--- Input material Enclosed Below ---

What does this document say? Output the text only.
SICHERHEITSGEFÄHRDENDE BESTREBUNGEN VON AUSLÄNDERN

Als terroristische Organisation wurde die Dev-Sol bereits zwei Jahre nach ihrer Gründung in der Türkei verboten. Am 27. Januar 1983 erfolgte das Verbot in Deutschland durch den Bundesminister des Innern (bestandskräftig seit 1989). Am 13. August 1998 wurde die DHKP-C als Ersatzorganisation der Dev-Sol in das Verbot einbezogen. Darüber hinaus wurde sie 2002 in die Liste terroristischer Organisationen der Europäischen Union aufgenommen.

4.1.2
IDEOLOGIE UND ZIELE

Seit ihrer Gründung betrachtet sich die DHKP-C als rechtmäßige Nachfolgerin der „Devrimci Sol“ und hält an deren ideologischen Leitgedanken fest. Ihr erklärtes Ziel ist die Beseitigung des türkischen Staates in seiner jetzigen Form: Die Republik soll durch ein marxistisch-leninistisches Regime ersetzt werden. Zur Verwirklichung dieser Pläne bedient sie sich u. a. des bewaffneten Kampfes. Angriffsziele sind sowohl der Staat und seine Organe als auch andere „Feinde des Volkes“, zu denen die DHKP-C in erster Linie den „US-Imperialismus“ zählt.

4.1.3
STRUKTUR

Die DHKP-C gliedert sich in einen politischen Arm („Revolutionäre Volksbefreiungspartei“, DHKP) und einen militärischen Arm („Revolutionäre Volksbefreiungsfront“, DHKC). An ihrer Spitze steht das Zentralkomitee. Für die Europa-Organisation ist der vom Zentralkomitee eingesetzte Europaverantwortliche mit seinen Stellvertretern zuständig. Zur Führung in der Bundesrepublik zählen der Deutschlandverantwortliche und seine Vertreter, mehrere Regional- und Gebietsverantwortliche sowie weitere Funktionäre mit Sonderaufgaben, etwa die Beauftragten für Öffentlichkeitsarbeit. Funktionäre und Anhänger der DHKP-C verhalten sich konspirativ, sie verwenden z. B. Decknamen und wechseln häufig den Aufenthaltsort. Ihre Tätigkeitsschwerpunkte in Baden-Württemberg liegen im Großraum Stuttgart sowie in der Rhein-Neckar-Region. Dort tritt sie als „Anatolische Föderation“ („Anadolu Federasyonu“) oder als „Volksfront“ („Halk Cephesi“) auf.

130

--- End of Enclosed Input material ---

Exercise> Check each line above for the string "durch" and copy every line that has it.

Output of the exercise>
Als terroristische Organisation wurde die Dev-Sol bereits zwei Jahre nach ihrer Gründung in der Türkei verboten. Am 27. Januar 1983 erfolgte das Verbot in Deutschland durch den Bundesminister des Innern (bestandskräftig seit 1989). Am 13. August 1998 wurde die DHKP-C als Ersatzorganisation der Dev-Sol in das Verbot einbezogen. Darüber hinaus wurde sie 2002 in die Liste terroristischer Organisationen der Europäischen Union aufgenommen.
Seit ihrer Gründung betrachtet sich die DHKP-C als rechtmäßige Nachfolgerin der „Devrimci Sol“ und hält an deren ideologischen Leitgedanken fest. Ihr erklärtes Ziel ist die Beseitigung des türkischen Staates in seiner jetzigen Form: Die Republik soll durch ein marxistisch-leninistisches Regime ersetzt werden. Zur Verwirklichung dieser Pläne bedient sie sich u. a. des bewaffneten Kampfes. Angriffsziele sind sowohl der Staat und seine Organe als auch andere „Feinde des Volkes“, zu denen die DHKP-C in erster Linie den „US-Imperialismus“ zählt.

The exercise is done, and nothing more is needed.